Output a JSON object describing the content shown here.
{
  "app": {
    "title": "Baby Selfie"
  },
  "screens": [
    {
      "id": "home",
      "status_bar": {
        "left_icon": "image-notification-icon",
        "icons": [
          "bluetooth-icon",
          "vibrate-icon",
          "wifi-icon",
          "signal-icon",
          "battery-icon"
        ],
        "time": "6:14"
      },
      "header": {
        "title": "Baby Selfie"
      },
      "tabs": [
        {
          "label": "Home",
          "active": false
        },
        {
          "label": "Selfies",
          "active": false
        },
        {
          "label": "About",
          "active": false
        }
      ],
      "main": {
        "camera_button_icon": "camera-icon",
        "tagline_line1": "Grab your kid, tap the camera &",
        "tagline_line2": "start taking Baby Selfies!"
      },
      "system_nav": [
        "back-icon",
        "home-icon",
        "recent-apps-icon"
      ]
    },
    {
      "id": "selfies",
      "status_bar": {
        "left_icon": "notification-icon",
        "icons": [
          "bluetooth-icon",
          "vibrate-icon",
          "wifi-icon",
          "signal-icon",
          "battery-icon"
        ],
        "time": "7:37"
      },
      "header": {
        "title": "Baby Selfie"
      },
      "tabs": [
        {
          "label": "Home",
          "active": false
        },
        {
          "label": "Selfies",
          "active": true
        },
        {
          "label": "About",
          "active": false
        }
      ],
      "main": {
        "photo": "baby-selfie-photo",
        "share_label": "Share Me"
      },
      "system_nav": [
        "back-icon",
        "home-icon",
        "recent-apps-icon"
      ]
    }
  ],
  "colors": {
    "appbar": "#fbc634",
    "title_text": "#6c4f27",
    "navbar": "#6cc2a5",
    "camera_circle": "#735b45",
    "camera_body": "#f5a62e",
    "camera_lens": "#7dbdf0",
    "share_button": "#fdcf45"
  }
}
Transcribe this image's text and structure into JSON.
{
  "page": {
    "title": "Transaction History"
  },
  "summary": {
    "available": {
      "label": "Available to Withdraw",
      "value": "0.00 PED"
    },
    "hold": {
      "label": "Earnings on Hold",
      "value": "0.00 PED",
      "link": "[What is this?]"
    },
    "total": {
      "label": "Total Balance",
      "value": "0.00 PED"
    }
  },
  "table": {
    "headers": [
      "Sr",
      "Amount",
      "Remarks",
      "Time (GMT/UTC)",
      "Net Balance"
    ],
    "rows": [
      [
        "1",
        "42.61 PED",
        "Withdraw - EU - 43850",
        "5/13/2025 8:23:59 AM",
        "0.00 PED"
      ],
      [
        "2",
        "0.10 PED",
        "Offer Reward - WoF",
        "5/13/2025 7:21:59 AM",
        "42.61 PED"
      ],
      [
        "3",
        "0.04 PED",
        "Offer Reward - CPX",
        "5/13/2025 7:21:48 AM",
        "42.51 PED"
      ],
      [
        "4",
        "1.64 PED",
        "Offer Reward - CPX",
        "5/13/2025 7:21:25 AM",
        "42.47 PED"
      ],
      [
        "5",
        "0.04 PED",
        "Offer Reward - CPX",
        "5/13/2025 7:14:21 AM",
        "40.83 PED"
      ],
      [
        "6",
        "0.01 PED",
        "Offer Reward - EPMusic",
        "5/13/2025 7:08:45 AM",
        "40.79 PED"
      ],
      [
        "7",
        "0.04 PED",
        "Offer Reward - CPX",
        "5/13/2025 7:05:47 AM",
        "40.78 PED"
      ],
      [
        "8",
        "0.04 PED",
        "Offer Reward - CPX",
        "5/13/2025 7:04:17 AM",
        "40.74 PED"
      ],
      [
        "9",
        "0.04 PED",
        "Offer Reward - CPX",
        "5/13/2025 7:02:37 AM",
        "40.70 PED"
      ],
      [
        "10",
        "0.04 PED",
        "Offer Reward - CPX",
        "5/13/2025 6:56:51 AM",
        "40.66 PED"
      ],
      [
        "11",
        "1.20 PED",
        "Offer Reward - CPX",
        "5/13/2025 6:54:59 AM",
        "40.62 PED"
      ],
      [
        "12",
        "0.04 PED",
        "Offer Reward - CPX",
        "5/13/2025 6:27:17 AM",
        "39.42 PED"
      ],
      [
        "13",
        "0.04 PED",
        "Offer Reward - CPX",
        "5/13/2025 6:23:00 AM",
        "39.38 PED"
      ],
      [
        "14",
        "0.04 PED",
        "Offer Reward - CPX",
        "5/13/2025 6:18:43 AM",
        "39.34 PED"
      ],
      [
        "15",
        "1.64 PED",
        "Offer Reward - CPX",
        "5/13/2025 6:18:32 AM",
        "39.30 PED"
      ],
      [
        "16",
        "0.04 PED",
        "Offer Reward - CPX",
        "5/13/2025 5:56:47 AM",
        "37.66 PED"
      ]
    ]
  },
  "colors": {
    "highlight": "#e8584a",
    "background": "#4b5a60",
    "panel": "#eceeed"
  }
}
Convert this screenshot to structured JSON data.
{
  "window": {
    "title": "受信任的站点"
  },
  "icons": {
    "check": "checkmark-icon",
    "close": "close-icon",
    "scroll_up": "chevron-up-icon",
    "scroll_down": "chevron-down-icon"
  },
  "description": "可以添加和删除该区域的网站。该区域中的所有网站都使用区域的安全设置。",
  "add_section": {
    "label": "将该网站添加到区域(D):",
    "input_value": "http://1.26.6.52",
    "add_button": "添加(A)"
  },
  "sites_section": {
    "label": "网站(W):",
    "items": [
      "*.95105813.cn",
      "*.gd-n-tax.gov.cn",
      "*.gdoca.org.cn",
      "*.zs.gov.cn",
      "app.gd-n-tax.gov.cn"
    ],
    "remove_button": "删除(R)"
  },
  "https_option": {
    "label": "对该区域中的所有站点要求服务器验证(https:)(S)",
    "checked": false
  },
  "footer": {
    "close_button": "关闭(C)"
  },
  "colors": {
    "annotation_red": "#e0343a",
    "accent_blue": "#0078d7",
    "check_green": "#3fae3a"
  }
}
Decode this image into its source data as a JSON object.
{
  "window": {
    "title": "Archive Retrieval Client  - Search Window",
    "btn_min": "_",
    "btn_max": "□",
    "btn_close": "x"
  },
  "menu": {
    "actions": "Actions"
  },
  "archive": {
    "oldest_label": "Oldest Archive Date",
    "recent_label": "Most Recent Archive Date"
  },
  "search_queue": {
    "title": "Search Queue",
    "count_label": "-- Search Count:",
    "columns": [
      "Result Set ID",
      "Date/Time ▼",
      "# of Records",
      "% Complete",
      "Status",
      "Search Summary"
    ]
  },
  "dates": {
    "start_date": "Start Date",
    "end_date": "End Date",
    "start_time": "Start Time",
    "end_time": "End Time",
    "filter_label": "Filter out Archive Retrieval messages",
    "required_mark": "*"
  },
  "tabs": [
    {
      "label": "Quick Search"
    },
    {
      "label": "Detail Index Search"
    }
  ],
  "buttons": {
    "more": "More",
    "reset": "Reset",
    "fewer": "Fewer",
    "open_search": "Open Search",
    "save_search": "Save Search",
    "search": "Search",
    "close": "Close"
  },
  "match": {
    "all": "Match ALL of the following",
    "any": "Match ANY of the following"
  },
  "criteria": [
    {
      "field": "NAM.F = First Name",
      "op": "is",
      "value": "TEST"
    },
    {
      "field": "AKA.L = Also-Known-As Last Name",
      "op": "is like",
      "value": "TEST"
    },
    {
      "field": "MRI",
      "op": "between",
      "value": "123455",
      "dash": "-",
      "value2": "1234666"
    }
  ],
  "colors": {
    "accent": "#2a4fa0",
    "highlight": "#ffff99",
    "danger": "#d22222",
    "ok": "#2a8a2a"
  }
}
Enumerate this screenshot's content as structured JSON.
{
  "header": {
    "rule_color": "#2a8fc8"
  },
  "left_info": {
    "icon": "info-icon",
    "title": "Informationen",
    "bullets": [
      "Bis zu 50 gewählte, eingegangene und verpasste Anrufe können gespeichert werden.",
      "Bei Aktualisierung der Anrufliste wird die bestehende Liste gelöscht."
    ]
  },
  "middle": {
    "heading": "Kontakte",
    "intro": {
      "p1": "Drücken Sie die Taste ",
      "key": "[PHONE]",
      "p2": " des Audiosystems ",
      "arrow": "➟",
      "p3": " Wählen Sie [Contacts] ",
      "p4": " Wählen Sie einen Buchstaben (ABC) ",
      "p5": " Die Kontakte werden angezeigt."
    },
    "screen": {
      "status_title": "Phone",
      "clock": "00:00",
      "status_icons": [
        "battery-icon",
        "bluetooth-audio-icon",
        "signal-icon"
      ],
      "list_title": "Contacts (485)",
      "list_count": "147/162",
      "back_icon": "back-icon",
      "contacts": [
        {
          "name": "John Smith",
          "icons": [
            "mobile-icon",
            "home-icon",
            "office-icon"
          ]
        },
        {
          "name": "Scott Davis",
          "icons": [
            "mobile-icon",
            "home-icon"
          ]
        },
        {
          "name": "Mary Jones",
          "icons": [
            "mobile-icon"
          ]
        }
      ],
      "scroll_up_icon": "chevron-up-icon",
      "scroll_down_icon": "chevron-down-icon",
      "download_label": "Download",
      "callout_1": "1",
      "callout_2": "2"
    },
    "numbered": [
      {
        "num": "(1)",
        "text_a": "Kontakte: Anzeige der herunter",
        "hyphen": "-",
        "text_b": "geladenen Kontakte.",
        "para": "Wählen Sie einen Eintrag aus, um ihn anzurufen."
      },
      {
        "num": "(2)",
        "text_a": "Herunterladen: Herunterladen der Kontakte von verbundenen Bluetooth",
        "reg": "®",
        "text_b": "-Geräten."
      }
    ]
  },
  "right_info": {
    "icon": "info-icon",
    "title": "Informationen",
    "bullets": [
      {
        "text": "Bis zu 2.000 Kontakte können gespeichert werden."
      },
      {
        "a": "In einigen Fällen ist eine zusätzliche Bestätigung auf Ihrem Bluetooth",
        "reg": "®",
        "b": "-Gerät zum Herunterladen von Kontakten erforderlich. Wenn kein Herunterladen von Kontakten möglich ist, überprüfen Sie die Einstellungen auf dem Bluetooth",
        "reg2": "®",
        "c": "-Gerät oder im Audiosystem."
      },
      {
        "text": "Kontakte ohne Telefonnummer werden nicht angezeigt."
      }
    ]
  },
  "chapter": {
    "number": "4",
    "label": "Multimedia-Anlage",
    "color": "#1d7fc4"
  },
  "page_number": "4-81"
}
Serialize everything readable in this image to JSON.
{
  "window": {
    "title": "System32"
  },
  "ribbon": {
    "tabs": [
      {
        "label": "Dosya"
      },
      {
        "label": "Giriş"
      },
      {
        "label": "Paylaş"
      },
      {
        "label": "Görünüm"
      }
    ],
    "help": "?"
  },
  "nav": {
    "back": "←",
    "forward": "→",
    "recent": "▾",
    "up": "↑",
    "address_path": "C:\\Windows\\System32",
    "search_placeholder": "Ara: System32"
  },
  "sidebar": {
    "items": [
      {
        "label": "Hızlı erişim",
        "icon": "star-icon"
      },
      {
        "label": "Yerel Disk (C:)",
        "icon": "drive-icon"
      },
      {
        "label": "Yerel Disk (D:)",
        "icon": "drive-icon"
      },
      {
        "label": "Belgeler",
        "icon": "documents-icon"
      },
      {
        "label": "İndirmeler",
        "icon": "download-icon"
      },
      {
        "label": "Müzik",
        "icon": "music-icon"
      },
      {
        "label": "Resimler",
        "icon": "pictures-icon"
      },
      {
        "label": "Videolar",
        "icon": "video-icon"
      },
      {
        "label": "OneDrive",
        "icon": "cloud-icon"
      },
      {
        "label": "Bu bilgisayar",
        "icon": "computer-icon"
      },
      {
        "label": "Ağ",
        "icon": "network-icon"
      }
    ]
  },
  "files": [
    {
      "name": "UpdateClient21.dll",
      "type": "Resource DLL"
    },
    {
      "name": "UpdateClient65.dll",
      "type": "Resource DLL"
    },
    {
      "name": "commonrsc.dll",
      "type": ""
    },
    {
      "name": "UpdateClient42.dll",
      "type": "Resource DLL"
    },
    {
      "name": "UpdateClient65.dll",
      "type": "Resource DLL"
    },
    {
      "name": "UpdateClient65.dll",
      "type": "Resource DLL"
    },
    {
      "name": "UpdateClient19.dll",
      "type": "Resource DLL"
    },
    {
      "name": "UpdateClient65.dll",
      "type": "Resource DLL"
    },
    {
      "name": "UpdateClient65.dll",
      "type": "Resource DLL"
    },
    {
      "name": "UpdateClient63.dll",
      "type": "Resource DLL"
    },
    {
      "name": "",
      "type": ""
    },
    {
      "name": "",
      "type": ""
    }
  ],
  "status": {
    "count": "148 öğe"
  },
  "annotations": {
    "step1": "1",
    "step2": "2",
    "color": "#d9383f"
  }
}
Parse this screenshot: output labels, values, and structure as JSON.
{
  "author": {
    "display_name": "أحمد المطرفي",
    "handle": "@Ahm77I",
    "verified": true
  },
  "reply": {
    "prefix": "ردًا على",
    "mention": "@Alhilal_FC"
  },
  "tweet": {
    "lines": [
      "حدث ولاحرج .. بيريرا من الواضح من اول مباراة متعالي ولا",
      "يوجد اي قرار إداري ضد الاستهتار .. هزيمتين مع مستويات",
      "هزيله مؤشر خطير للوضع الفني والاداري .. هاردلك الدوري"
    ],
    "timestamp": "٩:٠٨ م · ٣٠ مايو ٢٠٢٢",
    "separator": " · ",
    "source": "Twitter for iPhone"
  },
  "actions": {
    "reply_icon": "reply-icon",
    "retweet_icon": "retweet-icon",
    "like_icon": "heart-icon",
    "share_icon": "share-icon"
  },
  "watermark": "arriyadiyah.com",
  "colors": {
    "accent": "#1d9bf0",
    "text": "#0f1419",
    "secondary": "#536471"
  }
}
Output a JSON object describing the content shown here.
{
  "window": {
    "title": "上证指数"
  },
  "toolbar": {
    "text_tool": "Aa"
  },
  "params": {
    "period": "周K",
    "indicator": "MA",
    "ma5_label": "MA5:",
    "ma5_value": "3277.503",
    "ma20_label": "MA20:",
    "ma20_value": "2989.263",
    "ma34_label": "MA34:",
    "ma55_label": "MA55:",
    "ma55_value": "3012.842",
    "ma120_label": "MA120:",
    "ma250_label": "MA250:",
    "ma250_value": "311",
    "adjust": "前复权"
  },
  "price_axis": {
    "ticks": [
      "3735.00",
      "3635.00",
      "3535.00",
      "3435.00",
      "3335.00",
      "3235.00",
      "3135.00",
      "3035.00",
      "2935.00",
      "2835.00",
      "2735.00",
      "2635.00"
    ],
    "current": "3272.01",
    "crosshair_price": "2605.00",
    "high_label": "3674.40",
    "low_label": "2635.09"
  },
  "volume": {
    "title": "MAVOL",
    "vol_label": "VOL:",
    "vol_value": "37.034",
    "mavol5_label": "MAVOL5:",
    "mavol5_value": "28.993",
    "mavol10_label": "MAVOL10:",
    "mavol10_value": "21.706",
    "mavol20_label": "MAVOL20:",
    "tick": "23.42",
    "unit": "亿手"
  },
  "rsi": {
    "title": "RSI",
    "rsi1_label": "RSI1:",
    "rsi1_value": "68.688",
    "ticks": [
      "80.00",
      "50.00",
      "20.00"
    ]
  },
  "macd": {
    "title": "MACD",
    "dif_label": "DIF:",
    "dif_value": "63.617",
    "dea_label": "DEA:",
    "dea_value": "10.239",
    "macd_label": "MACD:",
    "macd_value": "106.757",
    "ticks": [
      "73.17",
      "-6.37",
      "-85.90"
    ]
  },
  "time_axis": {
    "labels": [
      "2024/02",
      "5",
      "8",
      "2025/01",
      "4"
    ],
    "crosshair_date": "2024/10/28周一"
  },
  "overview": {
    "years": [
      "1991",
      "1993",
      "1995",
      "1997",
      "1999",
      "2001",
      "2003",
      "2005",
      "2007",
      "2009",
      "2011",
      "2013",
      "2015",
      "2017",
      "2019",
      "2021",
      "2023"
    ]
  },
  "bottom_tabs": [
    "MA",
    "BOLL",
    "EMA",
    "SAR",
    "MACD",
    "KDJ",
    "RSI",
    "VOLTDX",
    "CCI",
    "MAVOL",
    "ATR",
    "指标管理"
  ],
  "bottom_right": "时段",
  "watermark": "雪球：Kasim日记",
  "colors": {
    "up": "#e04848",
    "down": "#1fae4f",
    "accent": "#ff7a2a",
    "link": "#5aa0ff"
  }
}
□ □ □ □ □ □ □
▸ **Your task**: Go through the preceding material and copy each line that has the word "watermark".

▸ **In response**:
  "watermark": "arriyadiyah.com",
  "watermark": "雪球：Kasim日记",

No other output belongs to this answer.